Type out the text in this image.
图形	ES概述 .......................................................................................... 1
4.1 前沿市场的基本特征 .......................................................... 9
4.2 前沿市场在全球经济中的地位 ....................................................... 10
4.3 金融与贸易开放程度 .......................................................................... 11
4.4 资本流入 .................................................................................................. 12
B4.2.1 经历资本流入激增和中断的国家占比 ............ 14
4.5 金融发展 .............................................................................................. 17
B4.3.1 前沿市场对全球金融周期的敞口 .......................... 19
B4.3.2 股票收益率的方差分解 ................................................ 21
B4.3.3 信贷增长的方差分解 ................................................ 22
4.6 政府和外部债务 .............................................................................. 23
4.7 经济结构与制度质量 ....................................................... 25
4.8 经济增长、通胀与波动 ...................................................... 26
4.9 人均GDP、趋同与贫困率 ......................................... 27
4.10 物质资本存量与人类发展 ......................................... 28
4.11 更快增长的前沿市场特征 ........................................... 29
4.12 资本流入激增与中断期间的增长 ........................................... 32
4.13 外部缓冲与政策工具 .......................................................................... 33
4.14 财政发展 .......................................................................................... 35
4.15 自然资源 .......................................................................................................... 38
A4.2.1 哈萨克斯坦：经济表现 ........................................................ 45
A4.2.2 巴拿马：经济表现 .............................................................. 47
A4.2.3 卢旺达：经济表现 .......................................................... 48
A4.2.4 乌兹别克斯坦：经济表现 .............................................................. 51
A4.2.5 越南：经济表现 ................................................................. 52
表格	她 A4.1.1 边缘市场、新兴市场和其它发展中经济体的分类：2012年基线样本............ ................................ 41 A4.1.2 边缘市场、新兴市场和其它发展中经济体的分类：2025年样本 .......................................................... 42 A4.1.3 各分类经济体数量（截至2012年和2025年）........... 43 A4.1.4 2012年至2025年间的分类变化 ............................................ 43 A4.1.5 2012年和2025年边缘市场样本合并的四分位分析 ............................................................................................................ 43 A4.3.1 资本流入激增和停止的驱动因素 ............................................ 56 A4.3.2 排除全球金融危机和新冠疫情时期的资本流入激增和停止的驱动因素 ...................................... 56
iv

------------------------

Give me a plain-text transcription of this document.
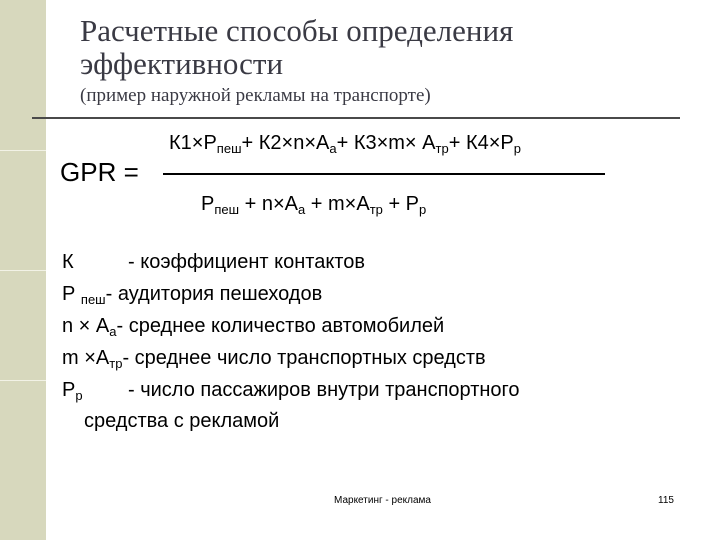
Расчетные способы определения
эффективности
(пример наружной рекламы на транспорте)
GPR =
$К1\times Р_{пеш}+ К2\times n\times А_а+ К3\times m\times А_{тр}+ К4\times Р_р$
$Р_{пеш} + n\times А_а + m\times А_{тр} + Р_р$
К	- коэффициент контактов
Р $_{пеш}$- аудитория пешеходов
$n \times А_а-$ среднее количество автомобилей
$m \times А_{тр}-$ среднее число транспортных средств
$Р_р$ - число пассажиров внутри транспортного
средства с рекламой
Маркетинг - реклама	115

------------------------

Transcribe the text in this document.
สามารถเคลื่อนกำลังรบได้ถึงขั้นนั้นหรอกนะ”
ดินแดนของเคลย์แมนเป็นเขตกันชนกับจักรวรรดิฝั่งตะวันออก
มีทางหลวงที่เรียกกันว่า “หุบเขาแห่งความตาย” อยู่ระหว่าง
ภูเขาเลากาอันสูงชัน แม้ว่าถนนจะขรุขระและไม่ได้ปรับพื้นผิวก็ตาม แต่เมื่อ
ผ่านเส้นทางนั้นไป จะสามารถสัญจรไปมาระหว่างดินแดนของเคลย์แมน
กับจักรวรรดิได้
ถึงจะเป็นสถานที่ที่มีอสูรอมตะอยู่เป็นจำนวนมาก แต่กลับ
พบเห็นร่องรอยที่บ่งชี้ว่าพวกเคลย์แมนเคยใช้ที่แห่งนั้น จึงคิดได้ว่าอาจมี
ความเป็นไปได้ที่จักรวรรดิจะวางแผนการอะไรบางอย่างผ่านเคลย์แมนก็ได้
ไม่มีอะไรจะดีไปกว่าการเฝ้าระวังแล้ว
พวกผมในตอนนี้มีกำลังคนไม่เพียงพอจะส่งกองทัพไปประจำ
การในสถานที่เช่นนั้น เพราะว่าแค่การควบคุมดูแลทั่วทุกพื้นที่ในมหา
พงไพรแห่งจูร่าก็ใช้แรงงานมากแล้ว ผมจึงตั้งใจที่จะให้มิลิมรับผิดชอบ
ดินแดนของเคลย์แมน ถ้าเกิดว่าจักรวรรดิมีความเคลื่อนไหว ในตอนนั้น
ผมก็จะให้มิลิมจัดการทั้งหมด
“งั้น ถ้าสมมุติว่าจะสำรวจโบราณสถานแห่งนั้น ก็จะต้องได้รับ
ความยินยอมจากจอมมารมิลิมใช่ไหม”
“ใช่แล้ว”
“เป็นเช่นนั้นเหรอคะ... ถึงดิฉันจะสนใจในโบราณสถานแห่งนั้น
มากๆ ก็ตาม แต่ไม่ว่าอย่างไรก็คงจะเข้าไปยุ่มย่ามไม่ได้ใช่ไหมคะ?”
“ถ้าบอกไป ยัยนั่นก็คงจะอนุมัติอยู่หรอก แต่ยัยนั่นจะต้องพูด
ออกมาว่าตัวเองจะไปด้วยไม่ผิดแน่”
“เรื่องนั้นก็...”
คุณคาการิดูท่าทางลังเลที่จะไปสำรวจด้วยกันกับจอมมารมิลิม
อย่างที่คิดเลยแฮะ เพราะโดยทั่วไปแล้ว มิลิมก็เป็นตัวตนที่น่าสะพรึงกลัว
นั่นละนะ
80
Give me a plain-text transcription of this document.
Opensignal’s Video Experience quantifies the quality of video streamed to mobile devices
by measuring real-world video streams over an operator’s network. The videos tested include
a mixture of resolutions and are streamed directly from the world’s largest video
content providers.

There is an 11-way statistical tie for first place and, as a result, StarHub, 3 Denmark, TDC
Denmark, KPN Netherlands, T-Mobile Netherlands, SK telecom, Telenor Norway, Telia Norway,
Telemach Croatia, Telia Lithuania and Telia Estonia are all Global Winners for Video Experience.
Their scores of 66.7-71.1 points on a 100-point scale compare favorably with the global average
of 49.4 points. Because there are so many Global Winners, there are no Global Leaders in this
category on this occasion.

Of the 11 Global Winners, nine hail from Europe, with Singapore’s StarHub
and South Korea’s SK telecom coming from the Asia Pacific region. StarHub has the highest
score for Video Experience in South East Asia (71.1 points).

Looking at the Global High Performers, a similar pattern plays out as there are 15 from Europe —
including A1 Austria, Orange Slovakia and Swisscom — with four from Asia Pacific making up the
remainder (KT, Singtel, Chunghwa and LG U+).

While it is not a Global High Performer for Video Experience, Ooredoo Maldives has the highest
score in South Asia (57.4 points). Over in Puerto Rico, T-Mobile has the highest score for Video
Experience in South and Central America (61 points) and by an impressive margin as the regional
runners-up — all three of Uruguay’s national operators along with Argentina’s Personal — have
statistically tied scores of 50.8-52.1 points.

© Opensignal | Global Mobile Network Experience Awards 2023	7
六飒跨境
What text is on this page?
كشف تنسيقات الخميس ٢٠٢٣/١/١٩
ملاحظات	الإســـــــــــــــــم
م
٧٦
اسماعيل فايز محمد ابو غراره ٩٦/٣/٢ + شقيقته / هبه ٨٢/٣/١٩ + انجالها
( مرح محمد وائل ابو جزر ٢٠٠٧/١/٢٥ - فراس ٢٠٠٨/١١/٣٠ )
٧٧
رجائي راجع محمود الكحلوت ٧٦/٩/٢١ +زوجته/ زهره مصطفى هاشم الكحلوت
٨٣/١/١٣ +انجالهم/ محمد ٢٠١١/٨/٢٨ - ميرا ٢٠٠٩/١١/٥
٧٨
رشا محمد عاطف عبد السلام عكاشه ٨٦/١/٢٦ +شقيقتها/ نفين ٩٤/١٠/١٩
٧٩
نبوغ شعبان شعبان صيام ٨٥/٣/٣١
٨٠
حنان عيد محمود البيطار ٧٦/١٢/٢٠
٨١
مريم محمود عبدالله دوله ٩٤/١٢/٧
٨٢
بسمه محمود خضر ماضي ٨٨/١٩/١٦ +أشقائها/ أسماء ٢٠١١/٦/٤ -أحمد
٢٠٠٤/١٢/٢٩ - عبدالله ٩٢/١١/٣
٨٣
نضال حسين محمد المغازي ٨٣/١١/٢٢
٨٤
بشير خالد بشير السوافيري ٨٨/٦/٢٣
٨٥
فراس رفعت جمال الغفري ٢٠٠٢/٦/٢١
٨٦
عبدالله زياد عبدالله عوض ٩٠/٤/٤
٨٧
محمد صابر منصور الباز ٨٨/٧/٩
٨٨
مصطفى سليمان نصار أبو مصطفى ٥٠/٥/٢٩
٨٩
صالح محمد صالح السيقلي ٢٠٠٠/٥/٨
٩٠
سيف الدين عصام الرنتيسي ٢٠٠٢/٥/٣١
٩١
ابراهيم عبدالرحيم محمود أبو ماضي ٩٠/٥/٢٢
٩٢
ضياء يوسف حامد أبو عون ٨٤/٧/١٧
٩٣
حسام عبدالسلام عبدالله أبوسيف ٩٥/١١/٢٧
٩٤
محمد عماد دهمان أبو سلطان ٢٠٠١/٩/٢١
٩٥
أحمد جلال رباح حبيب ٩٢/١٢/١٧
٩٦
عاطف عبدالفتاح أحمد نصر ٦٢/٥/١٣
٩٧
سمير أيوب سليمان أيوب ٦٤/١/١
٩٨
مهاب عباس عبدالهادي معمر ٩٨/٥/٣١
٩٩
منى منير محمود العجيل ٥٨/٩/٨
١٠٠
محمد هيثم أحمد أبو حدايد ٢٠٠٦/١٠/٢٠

------------------------

In the lines above, locate the string "经济表现". Copy every line where it occurs.

A4.2.1 哈萨克斯坦：经济表现 ........................................................ 45
A4.2.2 巴拿马：经济表现 .............................................................. 47
A4.2.3 卢旺达：经济表现 .......................................................... 48
A4.2.4 乌兹别克斯坦：经济表现 .............................................................. 51
A4.2.5 越南：经济表现 ................................................................. 52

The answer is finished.